Rows:
--- Begin ---

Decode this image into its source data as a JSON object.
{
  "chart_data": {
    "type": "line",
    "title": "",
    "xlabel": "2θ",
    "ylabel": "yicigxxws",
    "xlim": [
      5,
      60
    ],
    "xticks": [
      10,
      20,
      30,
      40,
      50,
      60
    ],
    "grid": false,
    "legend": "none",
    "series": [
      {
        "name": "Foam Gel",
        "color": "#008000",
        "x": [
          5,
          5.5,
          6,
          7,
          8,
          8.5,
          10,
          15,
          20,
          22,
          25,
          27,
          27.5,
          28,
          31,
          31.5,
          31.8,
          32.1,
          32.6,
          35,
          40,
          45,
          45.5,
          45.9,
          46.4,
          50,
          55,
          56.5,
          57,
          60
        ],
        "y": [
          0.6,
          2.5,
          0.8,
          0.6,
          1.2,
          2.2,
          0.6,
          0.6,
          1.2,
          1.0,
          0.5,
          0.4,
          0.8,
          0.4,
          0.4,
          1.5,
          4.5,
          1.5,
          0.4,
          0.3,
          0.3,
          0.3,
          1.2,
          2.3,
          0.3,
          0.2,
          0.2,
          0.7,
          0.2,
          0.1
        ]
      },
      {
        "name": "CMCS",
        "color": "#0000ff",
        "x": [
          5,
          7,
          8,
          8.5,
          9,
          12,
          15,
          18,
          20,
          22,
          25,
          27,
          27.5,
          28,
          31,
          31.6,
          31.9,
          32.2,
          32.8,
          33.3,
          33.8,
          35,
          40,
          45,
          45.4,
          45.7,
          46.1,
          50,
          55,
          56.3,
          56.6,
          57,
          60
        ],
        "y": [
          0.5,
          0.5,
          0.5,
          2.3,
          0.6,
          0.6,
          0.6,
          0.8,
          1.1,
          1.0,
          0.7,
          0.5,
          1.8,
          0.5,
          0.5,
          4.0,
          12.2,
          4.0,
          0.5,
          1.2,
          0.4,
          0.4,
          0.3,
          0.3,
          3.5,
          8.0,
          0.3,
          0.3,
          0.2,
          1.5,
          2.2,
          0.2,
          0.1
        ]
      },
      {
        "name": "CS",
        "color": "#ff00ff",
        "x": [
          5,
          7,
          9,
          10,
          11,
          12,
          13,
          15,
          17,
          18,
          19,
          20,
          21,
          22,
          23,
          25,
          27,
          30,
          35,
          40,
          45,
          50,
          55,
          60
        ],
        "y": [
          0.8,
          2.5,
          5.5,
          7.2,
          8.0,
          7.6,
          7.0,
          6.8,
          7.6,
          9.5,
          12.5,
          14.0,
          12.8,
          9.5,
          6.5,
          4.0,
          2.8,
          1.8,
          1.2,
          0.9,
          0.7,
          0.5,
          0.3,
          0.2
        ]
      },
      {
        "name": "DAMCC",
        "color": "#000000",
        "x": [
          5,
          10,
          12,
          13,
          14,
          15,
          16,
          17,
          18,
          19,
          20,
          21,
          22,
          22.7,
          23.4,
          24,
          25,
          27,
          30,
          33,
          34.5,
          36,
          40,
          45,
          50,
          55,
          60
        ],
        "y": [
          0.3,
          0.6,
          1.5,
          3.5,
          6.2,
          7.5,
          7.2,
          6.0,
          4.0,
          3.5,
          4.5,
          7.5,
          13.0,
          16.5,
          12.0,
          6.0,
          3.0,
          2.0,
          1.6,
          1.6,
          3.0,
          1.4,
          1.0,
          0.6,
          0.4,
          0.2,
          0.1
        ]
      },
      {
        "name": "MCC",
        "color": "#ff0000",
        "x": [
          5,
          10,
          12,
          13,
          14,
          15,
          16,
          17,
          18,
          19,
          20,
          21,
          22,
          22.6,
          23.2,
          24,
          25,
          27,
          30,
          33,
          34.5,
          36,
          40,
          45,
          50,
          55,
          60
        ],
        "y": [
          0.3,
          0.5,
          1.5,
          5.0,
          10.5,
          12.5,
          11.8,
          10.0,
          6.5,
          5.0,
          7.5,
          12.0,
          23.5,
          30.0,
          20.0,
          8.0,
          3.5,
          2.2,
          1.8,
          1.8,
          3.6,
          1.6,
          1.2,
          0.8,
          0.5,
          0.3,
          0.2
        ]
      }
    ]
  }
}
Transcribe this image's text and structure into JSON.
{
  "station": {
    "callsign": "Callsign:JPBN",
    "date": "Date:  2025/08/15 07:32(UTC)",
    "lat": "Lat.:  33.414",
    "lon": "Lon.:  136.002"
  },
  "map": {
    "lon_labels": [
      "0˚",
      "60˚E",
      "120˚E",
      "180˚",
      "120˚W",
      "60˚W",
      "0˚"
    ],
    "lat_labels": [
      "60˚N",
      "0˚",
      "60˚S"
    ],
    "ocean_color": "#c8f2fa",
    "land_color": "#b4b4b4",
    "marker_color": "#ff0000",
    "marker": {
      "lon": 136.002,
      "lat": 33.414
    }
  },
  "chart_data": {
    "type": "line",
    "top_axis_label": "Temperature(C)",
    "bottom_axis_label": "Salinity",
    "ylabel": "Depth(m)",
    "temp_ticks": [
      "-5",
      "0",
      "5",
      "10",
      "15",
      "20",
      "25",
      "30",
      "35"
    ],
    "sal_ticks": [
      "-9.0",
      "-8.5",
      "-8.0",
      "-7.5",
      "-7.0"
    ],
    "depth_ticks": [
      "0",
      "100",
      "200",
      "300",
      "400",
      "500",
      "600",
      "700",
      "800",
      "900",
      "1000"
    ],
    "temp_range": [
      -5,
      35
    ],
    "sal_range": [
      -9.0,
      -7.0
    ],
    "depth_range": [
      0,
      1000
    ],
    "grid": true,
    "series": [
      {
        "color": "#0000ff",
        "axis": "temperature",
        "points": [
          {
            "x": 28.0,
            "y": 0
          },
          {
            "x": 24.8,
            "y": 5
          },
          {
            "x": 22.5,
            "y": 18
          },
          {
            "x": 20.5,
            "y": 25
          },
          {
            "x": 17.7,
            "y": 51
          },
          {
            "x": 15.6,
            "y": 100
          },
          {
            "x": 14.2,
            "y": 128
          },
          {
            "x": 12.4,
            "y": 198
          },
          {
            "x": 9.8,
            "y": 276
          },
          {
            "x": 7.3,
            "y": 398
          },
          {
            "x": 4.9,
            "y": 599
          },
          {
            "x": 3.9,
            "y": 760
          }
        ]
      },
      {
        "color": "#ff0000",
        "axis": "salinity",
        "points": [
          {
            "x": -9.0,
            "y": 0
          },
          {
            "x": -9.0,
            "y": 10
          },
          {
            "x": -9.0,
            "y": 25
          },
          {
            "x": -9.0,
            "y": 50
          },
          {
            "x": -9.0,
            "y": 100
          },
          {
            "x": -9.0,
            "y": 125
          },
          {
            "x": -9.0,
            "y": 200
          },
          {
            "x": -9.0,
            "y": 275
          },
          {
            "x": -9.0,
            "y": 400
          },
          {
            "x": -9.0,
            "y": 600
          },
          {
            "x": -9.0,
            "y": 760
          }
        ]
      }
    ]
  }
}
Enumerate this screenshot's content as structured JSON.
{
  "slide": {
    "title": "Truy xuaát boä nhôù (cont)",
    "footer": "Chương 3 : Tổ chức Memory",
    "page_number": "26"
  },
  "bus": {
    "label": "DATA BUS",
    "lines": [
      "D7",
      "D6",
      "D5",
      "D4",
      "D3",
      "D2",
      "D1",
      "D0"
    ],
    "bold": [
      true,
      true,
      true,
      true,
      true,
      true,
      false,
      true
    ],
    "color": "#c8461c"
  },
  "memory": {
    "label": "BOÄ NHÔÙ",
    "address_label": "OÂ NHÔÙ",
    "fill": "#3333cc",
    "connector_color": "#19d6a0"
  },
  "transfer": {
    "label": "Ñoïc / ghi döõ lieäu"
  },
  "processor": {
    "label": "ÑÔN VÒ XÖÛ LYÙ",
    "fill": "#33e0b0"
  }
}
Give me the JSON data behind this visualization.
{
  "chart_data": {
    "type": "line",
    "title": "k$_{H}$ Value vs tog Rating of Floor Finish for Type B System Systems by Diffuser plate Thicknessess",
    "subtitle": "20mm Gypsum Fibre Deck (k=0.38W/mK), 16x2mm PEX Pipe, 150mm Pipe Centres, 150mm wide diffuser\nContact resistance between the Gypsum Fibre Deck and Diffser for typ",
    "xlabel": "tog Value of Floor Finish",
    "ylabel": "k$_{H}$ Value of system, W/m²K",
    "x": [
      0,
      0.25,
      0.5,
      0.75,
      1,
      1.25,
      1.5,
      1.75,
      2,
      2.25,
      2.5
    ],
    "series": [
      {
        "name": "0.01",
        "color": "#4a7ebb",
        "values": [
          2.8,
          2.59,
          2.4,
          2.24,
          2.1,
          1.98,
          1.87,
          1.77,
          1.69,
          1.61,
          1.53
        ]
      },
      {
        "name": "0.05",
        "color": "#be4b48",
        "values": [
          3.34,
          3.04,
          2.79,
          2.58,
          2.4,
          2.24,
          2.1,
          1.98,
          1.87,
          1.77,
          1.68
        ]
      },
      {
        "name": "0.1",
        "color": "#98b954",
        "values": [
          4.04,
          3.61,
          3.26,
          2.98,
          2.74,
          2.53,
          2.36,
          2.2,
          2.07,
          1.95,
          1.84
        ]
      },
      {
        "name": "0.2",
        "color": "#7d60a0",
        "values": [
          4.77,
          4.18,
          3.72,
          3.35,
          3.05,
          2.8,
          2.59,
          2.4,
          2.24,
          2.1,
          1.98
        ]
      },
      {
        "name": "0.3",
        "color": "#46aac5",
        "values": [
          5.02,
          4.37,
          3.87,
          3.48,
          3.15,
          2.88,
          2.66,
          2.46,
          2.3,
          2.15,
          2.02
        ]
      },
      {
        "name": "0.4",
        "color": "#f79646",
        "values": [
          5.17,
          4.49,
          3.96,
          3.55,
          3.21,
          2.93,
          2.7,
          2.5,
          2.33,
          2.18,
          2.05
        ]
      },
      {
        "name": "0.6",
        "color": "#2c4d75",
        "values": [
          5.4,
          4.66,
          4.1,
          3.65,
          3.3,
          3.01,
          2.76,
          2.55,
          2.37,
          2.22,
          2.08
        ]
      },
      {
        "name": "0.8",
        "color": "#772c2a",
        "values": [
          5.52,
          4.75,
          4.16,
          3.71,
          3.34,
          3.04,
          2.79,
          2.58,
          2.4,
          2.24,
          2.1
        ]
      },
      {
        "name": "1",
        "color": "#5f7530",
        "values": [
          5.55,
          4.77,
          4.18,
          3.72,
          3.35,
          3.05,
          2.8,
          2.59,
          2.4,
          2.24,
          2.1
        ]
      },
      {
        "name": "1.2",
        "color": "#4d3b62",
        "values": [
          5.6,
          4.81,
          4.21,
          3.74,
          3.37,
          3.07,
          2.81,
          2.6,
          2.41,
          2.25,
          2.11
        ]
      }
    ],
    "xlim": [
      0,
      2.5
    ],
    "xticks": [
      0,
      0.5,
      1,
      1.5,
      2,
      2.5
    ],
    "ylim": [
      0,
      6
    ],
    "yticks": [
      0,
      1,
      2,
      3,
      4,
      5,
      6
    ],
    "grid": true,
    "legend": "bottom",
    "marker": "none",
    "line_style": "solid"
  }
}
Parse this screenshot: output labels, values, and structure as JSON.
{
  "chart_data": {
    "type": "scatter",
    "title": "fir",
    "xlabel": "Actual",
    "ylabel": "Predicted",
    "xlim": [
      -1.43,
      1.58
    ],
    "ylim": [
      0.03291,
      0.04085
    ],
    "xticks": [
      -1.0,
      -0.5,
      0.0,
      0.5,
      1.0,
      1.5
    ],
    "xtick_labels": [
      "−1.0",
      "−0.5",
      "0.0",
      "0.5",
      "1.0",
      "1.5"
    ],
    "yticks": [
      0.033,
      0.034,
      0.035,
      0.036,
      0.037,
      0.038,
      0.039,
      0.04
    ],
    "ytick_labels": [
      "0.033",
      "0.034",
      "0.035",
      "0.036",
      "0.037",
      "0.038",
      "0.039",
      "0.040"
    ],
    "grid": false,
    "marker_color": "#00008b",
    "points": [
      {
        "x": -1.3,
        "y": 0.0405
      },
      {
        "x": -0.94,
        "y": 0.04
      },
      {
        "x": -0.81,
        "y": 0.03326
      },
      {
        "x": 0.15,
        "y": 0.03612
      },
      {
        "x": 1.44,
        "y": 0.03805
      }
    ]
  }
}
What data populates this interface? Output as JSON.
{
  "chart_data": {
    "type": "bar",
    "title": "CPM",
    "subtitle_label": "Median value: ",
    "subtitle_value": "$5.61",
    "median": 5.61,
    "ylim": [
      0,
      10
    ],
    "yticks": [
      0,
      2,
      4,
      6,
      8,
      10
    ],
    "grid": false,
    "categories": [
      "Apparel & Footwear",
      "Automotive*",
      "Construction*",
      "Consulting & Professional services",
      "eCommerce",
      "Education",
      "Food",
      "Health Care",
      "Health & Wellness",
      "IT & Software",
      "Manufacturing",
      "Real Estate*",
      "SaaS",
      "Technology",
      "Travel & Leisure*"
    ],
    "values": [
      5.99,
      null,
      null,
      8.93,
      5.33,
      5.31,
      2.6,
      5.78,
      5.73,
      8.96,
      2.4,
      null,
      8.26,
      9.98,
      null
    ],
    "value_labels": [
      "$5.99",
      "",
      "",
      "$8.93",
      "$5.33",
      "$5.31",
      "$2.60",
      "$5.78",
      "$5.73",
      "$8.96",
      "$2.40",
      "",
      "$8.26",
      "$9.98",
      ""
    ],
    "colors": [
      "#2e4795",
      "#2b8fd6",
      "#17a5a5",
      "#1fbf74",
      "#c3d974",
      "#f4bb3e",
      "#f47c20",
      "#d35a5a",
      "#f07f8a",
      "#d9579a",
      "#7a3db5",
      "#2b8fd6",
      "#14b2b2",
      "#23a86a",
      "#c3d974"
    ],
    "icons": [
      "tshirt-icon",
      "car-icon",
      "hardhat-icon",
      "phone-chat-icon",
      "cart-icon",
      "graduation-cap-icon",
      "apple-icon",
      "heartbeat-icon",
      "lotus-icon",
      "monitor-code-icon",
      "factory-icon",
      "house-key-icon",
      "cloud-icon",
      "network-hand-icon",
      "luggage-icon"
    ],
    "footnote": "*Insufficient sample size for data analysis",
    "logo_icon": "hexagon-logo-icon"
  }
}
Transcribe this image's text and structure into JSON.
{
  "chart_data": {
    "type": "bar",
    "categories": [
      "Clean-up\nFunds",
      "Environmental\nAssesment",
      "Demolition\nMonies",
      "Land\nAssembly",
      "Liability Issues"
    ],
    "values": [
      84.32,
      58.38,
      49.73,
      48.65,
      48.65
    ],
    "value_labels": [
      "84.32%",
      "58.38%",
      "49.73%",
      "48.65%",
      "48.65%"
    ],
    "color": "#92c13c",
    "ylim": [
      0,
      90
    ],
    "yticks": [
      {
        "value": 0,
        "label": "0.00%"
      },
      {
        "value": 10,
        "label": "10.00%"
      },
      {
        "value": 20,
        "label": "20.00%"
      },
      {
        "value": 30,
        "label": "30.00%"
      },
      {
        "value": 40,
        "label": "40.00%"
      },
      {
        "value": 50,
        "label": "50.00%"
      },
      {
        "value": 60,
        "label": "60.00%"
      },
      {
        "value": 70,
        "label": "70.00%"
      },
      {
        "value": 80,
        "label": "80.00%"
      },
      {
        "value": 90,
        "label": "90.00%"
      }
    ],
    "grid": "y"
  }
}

--- End ---

What the task requires: Search the entries for "screenshot" and copy out each line that has it.

Task result:
Enumerate this screenshot's content as structured JSON.
Parse this screenshot: output labels, values, and structure as JSON.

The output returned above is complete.